- _Set problem_
Identify the lines that contain the word "medication", then copy them.

Collected data
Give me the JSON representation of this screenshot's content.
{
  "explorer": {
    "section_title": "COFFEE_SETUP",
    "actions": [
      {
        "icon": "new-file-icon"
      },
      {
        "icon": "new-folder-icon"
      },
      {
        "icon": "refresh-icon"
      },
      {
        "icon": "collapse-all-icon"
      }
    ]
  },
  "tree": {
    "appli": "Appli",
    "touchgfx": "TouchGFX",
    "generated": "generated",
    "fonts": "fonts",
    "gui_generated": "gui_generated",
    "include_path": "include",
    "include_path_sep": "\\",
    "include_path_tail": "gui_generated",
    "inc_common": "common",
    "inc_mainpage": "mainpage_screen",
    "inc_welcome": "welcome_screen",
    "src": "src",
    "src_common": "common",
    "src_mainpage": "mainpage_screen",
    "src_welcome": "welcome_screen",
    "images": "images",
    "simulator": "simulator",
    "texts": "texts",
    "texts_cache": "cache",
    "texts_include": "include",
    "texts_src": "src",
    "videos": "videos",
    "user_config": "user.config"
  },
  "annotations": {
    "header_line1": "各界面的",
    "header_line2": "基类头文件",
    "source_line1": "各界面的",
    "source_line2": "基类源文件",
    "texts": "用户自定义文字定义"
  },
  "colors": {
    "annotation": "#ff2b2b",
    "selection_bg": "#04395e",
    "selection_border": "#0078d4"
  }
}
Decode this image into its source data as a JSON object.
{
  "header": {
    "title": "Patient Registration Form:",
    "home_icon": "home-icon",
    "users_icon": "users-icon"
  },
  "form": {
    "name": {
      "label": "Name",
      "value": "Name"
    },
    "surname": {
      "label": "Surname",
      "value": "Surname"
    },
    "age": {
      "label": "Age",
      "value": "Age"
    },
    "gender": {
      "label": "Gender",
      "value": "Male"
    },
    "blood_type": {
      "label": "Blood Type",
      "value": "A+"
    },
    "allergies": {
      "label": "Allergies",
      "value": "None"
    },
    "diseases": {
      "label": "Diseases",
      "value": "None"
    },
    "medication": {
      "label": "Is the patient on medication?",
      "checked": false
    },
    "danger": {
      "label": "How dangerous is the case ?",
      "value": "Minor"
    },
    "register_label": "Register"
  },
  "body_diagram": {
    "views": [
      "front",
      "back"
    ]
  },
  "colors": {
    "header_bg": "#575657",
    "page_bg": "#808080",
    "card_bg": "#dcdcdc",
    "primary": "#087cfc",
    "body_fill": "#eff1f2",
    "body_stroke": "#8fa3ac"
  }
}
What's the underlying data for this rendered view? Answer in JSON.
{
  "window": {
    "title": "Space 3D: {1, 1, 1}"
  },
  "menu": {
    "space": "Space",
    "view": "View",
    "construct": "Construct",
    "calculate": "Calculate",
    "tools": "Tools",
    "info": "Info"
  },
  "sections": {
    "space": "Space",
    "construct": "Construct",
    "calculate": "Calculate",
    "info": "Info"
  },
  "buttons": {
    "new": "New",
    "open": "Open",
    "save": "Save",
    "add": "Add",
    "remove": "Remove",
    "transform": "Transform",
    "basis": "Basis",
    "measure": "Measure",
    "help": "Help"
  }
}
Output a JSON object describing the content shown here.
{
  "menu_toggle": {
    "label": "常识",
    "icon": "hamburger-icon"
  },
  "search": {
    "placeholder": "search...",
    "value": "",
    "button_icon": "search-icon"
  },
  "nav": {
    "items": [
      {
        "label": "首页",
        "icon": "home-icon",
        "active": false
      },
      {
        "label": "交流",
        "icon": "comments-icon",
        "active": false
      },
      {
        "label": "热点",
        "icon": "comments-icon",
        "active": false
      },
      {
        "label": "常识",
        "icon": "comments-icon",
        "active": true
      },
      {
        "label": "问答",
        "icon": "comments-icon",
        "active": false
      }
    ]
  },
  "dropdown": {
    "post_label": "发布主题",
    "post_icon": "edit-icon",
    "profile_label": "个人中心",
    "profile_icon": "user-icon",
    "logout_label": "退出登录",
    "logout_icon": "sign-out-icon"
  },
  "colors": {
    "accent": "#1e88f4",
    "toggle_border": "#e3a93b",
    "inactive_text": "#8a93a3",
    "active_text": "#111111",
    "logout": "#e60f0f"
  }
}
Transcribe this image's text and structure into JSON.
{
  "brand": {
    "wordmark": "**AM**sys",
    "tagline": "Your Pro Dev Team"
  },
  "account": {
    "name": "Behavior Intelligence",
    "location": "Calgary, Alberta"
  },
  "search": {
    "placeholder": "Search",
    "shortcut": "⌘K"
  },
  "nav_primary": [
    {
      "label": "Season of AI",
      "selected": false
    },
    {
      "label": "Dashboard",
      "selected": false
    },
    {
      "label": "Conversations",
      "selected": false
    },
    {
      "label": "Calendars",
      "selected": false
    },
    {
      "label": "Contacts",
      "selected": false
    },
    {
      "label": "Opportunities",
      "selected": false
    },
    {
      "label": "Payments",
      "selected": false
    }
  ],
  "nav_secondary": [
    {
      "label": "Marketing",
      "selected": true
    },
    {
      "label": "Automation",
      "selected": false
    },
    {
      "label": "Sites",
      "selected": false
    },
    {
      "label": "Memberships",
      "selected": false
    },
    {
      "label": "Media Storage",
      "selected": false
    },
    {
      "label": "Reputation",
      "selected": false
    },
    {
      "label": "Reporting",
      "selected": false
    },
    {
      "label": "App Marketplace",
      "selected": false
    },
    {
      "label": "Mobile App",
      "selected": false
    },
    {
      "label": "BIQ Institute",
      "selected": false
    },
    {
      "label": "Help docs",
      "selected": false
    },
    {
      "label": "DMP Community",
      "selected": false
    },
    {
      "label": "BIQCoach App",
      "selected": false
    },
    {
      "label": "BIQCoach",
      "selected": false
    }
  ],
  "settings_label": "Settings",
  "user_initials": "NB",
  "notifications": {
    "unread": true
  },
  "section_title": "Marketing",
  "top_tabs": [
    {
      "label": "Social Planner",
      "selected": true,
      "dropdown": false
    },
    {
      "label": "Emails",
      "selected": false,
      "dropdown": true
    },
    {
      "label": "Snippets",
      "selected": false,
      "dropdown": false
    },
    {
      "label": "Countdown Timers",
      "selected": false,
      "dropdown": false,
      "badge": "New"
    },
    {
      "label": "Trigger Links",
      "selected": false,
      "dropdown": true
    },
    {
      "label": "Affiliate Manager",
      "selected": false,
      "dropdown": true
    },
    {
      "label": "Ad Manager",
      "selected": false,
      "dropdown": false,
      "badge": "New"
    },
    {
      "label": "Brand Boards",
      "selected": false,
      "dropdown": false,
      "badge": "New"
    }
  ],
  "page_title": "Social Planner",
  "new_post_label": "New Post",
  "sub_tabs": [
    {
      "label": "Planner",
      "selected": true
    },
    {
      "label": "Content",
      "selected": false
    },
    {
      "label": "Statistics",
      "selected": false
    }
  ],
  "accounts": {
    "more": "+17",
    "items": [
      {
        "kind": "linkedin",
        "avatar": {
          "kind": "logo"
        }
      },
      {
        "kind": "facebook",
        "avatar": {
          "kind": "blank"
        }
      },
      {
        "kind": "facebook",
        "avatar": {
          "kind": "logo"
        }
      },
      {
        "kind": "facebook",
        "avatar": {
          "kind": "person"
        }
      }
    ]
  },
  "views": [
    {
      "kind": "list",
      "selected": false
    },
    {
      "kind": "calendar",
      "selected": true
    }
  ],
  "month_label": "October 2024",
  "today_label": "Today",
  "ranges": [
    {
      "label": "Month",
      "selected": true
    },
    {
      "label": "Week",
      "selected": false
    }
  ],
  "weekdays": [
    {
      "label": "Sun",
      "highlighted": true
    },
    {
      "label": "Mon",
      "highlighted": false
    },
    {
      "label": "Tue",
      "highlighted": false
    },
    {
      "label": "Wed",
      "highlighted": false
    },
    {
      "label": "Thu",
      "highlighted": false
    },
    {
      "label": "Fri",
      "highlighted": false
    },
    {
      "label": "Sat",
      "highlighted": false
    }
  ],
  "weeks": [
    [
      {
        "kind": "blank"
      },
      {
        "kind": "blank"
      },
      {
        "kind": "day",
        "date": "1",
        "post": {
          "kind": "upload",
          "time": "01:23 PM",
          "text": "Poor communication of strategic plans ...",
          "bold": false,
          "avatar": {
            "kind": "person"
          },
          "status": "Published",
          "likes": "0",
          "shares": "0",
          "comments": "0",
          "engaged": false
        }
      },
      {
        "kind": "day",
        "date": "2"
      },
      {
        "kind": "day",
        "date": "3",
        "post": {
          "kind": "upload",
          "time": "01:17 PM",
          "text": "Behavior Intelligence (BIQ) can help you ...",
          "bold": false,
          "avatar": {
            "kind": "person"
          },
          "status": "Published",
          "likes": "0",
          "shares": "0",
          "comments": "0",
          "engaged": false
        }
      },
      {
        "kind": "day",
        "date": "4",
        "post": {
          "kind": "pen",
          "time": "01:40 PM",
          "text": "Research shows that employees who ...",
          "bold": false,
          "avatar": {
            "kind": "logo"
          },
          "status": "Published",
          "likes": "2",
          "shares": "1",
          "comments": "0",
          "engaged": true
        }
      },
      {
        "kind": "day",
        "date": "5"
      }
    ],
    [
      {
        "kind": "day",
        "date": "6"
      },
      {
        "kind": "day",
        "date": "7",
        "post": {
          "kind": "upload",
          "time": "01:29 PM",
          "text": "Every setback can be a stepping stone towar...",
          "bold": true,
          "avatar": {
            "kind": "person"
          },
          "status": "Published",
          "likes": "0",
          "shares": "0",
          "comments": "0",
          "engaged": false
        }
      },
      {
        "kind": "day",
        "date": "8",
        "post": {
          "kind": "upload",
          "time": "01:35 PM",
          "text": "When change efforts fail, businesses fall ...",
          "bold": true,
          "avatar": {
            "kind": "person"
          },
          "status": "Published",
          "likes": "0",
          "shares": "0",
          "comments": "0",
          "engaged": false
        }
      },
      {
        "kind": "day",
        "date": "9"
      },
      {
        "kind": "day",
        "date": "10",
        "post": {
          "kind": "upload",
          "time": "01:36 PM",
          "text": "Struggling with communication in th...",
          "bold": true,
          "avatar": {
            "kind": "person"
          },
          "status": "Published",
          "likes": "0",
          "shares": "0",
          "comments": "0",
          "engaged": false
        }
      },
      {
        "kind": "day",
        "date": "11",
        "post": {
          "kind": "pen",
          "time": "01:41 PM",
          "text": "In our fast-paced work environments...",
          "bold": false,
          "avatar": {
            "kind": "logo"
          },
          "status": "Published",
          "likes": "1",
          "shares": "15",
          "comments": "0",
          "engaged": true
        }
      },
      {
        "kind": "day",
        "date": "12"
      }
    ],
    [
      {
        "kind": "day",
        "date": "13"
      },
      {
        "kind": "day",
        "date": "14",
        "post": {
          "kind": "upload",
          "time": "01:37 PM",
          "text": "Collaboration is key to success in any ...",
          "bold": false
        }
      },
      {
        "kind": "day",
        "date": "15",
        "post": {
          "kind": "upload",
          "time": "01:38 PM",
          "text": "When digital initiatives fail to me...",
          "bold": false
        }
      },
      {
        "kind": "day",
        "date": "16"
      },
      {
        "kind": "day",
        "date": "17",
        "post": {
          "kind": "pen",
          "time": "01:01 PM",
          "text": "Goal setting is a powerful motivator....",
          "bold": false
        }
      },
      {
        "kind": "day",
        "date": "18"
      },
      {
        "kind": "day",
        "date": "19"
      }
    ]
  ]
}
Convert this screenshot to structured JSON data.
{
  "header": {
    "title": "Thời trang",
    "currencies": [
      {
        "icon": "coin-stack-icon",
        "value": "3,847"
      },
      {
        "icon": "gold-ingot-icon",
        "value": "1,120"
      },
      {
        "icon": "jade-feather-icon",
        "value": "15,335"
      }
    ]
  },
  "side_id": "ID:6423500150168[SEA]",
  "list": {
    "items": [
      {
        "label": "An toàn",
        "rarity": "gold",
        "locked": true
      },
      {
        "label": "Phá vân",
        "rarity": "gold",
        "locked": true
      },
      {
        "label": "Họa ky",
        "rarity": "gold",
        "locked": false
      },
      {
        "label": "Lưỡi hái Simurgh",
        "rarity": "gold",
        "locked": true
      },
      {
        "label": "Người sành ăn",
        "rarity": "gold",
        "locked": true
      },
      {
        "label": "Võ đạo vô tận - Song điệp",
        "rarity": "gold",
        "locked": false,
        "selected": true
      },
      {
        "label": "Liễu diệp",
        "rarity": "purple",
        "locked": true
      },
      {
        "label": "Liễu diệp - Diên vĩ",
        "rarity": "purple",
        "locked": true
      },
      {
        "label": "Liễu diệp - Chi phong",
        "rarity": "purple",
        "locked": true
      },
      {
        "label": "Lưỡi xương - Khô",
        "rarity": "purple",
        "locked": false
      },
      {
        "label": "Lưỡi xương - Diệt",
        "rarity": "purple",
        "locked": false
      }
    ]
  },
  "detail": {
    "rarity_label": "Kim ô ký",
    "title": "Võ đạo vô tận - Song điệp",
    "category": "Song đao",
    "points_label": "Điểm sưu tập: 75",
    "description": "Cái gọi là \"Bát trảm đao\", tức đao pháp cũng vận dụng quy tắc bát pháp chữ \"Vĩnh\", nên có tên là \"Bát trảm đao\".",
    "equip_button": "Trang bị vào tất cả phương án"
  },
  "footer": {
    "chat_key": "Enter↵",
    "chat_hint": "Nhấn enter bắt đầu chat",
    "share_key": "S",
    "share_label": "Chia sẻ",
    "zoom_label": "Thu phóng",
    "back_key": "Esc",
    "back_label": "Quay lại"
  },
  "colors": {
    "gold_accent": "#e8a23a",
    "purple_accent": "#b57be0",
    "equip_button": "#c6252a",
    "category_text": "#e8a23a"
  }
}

- _Reply to the exercise_
    "medication": {
      "label": "Is the patient on medication?",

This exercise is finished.